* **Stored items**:
#####
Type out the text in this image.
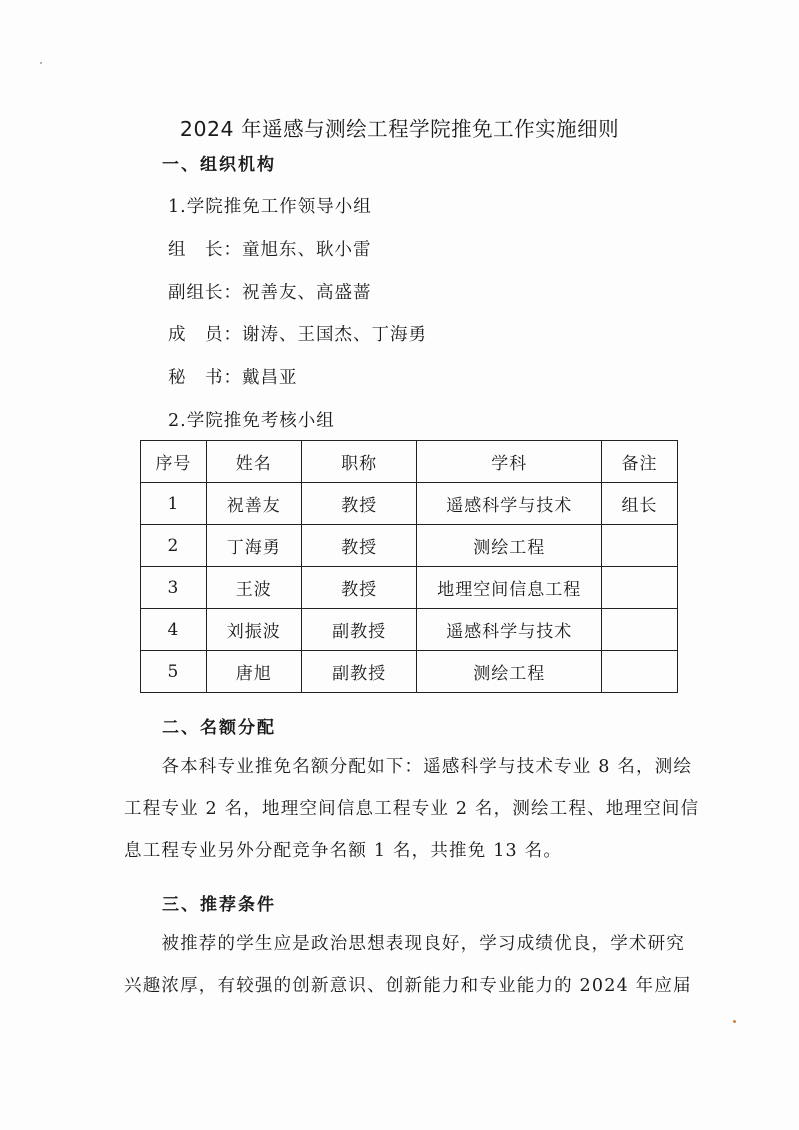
2024 年遥感与测绘工程学院推免工作实施细则
一、组织机构
1.学院推免工作领导小组
组　长：童旭东、耿小雷
副组长：祝善友、高盛蔷
成　员：谢涛、王国杰、丁海勇
秘　书：戴昌亚
2.学院推免考核小组
序号	姓名	职称	学科	备注
1	祝善友	教授	遥感科学与技术	组长
2	丁海勇	教授	测绘工程	
3	王波	教授	地理空间信息工程	
4	刘振波	副教授	遥感科学与技术	
5	唐旭	副教授	测绘工程	
二、名额分配

　　各本科专业推免名额分配如下：遥感科学与技术专业 8 名，测绘

工程专业 2 名，地理空间信息工程专业 2 名，测绘工程、地理空间信

息工程专业另外分配竞争名额 1 名，共推免 13 名。

三、推荐条件

　　被推荐的学生应是政治思想表现良好，学习成绩优良，学术研究

兴趣浓厚，有较强的创新意识、创新能力和专业能力的 2024 年应届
#####
* **Task directions**: Repeat the material verbatim. Do not carry over any picture.

* **Solution to this exercise**:
Type out the text in this image.
2024 年遥感与测绘工程学院推免工作实施细则
一、组织机构
1.学院推免工作领导小组
组　长：童旭东、耿小雷
副组长：祝善友、高盛蔷
成　员：谢涛、王国杰、丁海勇
秘　书：戴昌亚
2.学院推免考核小组
序号	姓名	职称	学科	备注
1	祝善友	教授	遥感科学与技术	组长
2	丁海勇	教授	测绘工程	
3	王波	教授	地理空间信息工程	
4	刘振波	副教授	遥感科学与技术	
5	唐旭	副教授	测绘工程	
二、名额分配

　　各本科专业推免名额分配如下：遥感科学与技术专业 8 名，测绘

工程专业 2 名，地理空间信息工程专业 2 名，测绘工程、地理空间信

息工程专业另外分配竞争名额 1 名，共推免 13 名。

三、推荐条件

　　被推荐的学生应是政治思想表现良好，学习成绩优良，学术研究

兴趣浓厚，有较强的创新意识、创新能力和专业能力的 2024 年应届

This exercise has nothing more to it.